> PROBLEM DETAILS: Please output every line of the material as it stands, without the pictures.

> SUPPLIED DATA:

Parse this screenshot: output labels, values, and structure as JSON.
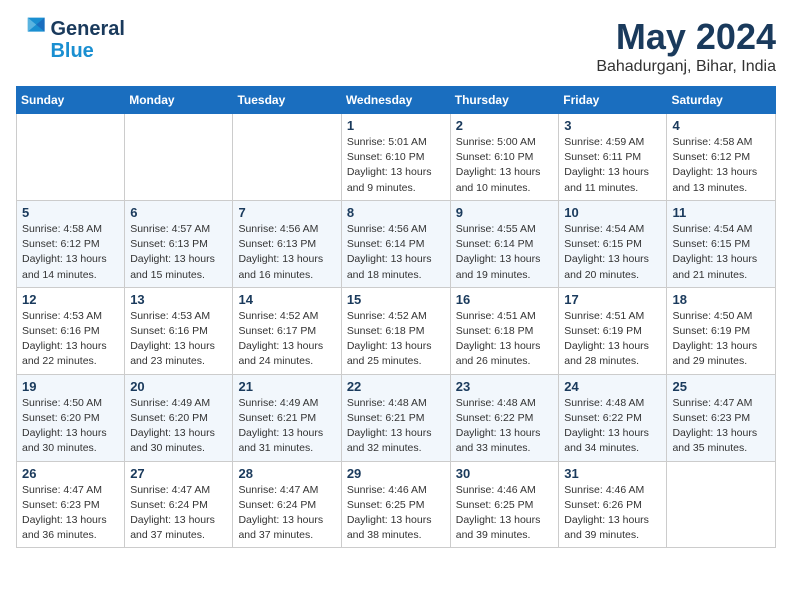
{
  "logo": {
    "line1": "General",
    "line2": "Blue"
  },
  "title": "May 2024",
  "location": "Bahadurganj, Bihar, India",
  "weekdays": [
    "Sunday",
    "Monday",
    "Tuesday",
    "Wednesday",
    "Thursday",
    "Friday",
    "Saturday"
  ],
  "weeks": [
    [
      null,
      null,
      null,
      {
        "day": "1",
        "sunrise": "5:01 AM",
        "sunset": "6:10 PM",
        "daylight": "13 hours and 9 minutes."
      },
      {
        "day": "2",
        "sunrise": "5:00 AM",
        "sunset": "6:10 PM",
        "daylight": "13 hours and 10 minutes."
      },
      {
        "day": "3",
        "sunrise": "4:59 AM",
        "sunset": "6:11 PM",
        "daylight": "13 hours and 11 minutes."
      },
      {
        "day": "4",
        "sunrise": "4:58 AM",
        "sunset": "6:12 PM",
        "daylight": "13 hours and 13 minutes."
      }
    ],
    [
      {
        "day": "5",
        "sunrise": "4:58 AM",
        "sunset": "6:12 PM",
        "daylight": "13 hours and 14 minutes."
      },
      {
        "day": "6",
        "sunrise": "4:57 AM",
        "sunset": "6:13 PM",
        "daylight": "13 hours and 15 minutes."
      },
      {
        "day": "7",
        "sunrise": "4:56 AM",
        "sunset": "6:13 PM",
        "daylight": "13 hours and 16 minutes."
      },
      {
        "day": "8",
        "sunrise": "4:56 AM",
        "sunset": "6:14 PM",
        "daylight": "13 hours and 18 minutes."
      },
      {
        "day": "9",
        "sunrise": "4:55 AM",
        "sunset": "6:14 PM",
        "daylight": "13 hours and 19 minutes."
      },
      {
        "day": "10",
        "sunrise": "4:54 AM",
        "sunset": "6:15 PM",
        "daylight": "13 hours and 20 minutes."
      },
      {
        "day": "11",
        "sunrise": "4:54 AM",
        "sunset": "6:15 PM",
        "daylight": "13 hours and 21 minutes."
      }
    ],
    [
      {
        "day": "12",
        "sunrise": "4:53 AM",
        "sunset": "6:16 PM",
        "daylight": "13 hours and 22 minutes."
      },
      {
        "day": "13",
        "sunrise": "4:53 AM",
        "sunset": "6:16 PM",
        "daylight": "13 hours and 23 minutes."
      },
      {
        "day": "14",
        "sunrise": "4:52 AM",
        "sunset": "6:17 PM",
        "daylight": "13 hours and 24 minutes."
      },
      {
        "day": "15",
        "sunrise": "4:52 AM",
        "sunset": "6:18 PM",
        "daylight": "13 hours and 25 minutes."
      },
      {
        "day": "16",
        "sunrise": "4:51 AM",
        "sunset": "6:18 PM",
        "daylight": "13 hours and 26 minutes."
      },
      {
        "day": "17",
        "sunrise": "4:51 AM",
        "sunset": "6:19 PM",
        "daylight": "13 hours and 28 minutes."
      },
      {
        "day": "18",
        "sunrise": "4:50 AM",
        "sunset": "6:19 PM",
        "daylight": "13 hours and 29 minutes."
      }
    ],
    [
      {
        "day": "19",
        "sunrise": "4:50 AM",
        "sunset": "6:20 PM",
        "daylight": "13 hours and 30 minutes."
      },
      {
        "day": "20",
        "sunrise": "4:49 AM",
        "sunset": "6:20 PM",
        "daylight": "13 hours and 30 minutes."
      },
      {
        "day": "21",
        "sunrise": "4:49 AM",
        "sunset": "6:21 PM",
        "daylight": "13 hours and 31 minutes."
      },
      {
        "day": "22",
        "sunrise": "4:48 AM",
        "sunset": "6:21 PM",
        "daylight": "13 hours and 32 minutes."
      },
      {
        "day": "23",
        "sunrise": "4:48 AM",
        "sunset": "6:22 PM",
        "daylight": "13 hours and 33 minutes."
      },
      {
        "day": "24",
        "sunrise": "4:48 AM",
        "sunset": "6:22 PM",
        "daylight": "13 hours and 34 minutes."
      },
      {
        "day": "25",
        "sunrise": "4:47 AM",
        "sunset": "6:23 PM",
        "daylight": "13 hours and 35 minutes."
      }
    ],
    [
      {
        "day": "26",
        "sunrise": "4:47 AM",
        "sunset": "6:23 PM",
        "daylight": "13 hours and 36 minutes."
      },
      {
        "day": "27",
        "sunrise": "4:47 AM",
        "sunset": "6:24 PM",
        "daylight": "13 hours and 37 minutes."
      },
      {
        "day": "28",
        "sunrise": "4:47 AM",
        "sunset": "6:24 PM",
        "daylight": "13 hours and 37 minutes."
      },
      {
        "day": "29",
        "sunrise": "4:46 AM",
        "sunset": "6:25 PM",
        "daylight": "13 hours and 38 minutes."
      },
      {
        "day": "30",
        "sunrise": "4:46 AM",
        "sunset": "6:25 PM",
        "daylight": "13 hours and 39 minutes."
      },
      {
        "day": "31",
        "sunrise": "4:46 AM",
        "sunset": "6:26 PM",
        "daylight": "13 hours and 39 minutes."
      },
      null
    ]
  ]
}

> PROBLEM SOLUTION:
Parse this screenshot: output labels, values, and structure as JSON.
{
  "logo": {
    "line1": "General",
    "line2": "Blue"
  },
  "title": "May 2024",
  "location": "Bahadurganj, Bihar, India",
  "weekdays": [
    "Sunday",
    "Monday",
    "Tuesday",
    "Wednesday",
    "Thursday",
    "Friday",
    "Saturday"
  ],
  "weeks": [
    [
      null,
      null,
      null,
      {
        "day": "1",
        "sunrise": "5:01 AM",
        "sunset": "6:10 PM",
        "daylight": "13 hours and 9 minutes."
      },
      {
        "day": "2",
        "sunrise": "5:00 AM",
        "sunset": "6:10 PM",
        "daylight": "13 hours and 10 minutes."
      },
      {
        "day": "3",
        "sunrise": "4:59 AM",
        "sunset": "6:11 PM",
        "daylight": "13 hours and 11 minutes."
      },
      {
        "day": "4",
        "sunrise": "4:58 AM",
        "sunset": "6:12 PM",
        "daylight": "13 hours and 13 minutes."
      }
    ],
    [
      {
        "day": "5",
        "sunrise": "4:58 AM",
        "sunset": "6:12 PM",
        "daylight": "13 hours and 14 minutes."
      },
      {
        "day": "6",
        "sunrise": "4:57 AM",
        "sunset": "6:13 PM",
        "daylight": "13 hours and 15 minutes."
      },
      {
        "day": "7",
        "sunrise": "4:56 AM",
        "sunset": "6:13 PM",
        "daylight": "13 hours and 16 minutes."
      },
      {
        "day": "8",
        "sunrise": "4:56 AM",
        "sunset": "6:14 PM",
        "daylight": "13 hours and 18 minutes."
      },
      {
        "day": "9",
        "sunrise": "4:55 AM",
        "sunset": "6:14 PM",
        "daylight": "13 hours and 19 minutes."
      },
      {
        "day": "10",
        "sunrise": "4:54 AM",
        "sunset": "6:15 PM",
        "daylight": "13 hours and 20 minutes."
      },
      {
        "day": "11",
        "sunrise": "4:54 AM",
        "sunset": "6:15 PM",
        "daylight": "13 hours and 21 minutes."
      }
    ],
    [
      {
        "day": "12",
        "sunrise": "4:53 AM",
        "sunset": "6:16 PM",
        "daylight": "13 hours and 22 minutes."
      },
      {
        "day": "13",
        "sunrise": "4:53 AM",
        "sunset": "6:16 PM",
        "daylight": "13 hours and 23 minutes."
      },
      {
        "day": "14",
        "sunrise": "4:52 AM",
        "sunset": "6:17 PM",
        "daylight": "13 hours and 24 minutes."
      },
      {
        "day": "15",
        "sunrise": "4:52 AM",
        "sunset": "6:18 PM",
        "daylight": "13 hours and 25 minutes."
      },
      {
        "day": "16",
        "sunrise": "4:51 AM",
        "sunset": "6:18 PM",
        "daylight": "13 hours and 26 minutes."
      },
      {
        "day": "17",
        "sunrise": "4:51 AM",
        "sunset": "6:19 PM",
        "daylight": "13 hours and 28 minutes."
      },
      {
        "day": "18",
        "sunrise": "4:50 AM",
        "sunset": "6:19 PM",
        "daylight": "13 hours and 29 minutes."
      }
    ],
    [
      {
        "day": "19",
        "sunrise": "4:50 AM",
        "sunset": "6:20 PM",
        "daylight": "13 hours and 30 minutes."
      },
      {
        "day": "20",
        "sunrise": "4:49 AM",
        "sunset": "6:20 PM",
        "daylight": "13 hours and 30 minutes."
      },
      {
        "day": "21",
        "sunrise": "4:49 AM",
        "sunset": "6:21 PM",
        "daylight": "13 hours and 31 minutes."
      },
      {
        "day": "22",
        "sunrise": "4:48 AM",
        "sunset": "6:21 PM",
        "daylight": "13 hours and 32 minutes."
      },
      {
        "day": "23",
        "sunrise": "4:48 AM",
        "sunset": "6:22 PM",
        "daylight": "13 hours and 33 minutes."
      },
      {
        "day": "24",
        "sunrise": "4:48 AM",
        "sunset": "6:22 PM",
        "daylight": "13 hours and 34 minutes."
      },
      {
        "day": "25",
        "sunrise": "4:47 AM",
        "sunset": "6:23 PM",
        "daylight": "13 hours and 35 minutes."
      }
    ],
    [
      {
        "day": "26",
        "sunrise": "4:47 AM",
        "sunset": "6:23 PM",
        "daylight": "13 hours and 36 minutes."
      },
      {
        "day": "27",
        "sunrise": "4:47 AM",
        "sunset": "6:24 PM",
        "daylight": "13 hours and 37 minutes."
      },
      {
        "day": "28",
        "sunrise": "4:47 AM",
        "sunset": "6:24 PM",
        "daylight": "13 hours and 37 minutes."
      },
      {
        "day": "29",
        "sunrise": "4:46 AM",
        "sunset": "6:25 PM",
        "daylight": "13 hours and 38 minutes."
      },
      {
        "day": "30",
        "sunrise": "4:46 AM",
        "sunset": "6:25 PM",
        "daylight": "13 hours and 39 minutes."
      },
      {
        "day": "31",
        "sunrise": "4:46 AM",
        "sunset": "6:26 PM",
        "daylight": "13 hours and 39 minutes."
      },
      null
    ]
  ]
}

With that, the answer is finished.